* Page extract
=-=-=
In this paper, by applying the saddle-point theory, we obtain the existence of solutions to the mixed variational problems. The main results are that Problem 1 has a unique solution \((u,\lambda)\in X\times \Lambda\) and the solution \((u,\lambda)\) is Lipschitz continuous with respect to f and ω. Then we apply them to find that our model has a unique weak solution and the weak solution is Lipschitz continuous with respect to the data.

The rest of this paper is organized as follows. In Section 2, we will introduce some useful preliminaries and necessary materials. Section 3 is devoted to proving the existence and uniqueness results. In the last section, we give some examples of friction contact problems to illustrate our main results.

2 Preliminaries

In this section, we will introduce some basic preliminaries which are used throughout this paper. Denote by \(\|\cdot\|_{X}\) and \((\cdot ,\cdot)_{X}\) the norm and inner product of the Hilbert space X the inner product of X, respectively.
=-=-=
* Exercise prompt
In the excerpt on mixed variational problems, what is Section 3 devoted to?

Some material
=-=-=
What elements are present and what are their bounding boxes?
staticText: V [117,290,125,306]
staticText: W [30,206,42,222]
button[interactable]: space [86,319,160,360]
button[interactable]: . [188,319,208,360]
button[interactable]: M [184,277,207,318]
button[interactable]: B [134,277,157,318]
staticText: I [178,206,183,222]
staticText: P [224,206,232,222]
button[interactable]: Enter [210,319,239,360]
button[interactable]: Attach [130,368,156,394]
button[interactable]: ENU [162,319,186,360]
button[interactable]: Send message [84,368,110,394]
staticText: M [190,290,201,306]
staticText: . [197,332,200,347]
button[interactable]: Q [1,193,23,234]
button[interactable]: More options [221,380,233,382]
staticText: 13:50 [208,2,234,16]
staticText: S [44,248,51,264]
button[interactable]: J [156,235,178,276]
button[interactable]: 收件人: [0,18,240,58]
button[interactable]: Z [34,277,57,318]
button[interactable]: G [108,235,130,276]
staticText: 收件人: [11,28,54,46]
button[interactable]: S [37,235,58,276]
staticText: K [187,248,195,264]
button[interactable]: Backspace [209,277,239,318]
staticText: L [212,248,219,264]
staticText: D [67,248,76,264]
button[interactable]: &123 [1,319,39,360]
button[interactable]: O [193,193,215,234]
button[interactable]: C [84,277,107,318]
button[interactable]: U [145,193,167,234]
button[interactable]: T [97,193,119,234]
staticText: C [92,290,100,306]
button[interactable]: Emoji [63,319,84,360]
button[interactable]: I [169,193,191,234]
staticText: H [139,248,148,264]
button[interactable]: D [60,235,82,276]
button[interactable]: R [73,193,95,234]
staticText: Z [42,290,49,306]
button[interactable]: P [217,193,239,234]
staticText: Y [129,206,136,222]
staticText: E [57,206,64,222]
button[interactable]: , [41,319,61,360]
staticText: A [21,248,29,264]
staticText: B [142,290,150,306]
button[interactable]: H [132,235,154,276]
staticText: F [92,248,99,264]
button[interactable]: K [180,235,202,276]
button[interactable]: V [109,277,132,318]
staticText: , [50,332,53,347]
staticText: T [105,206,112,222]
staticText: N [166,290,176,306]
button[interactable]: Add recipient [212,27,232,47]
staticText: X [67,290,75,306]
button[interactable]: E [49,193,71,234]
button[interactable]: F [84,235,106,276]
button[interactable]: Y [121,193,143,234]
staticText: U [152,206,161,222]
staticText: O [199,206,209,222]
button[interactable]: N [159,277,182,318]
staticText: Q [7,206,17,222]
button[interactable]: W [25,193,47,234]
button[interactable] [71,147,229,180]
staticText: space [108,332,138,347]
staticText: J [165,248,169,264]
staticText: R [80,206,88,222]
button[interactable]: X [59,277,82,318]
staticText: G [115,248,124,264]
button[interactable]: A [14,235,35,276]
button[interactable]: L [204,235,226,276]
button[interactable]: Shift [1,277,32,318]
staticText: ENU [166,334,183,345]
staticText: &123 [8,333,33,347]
=-=-=
* Solution to this task
Proving the existence and uniqueness results.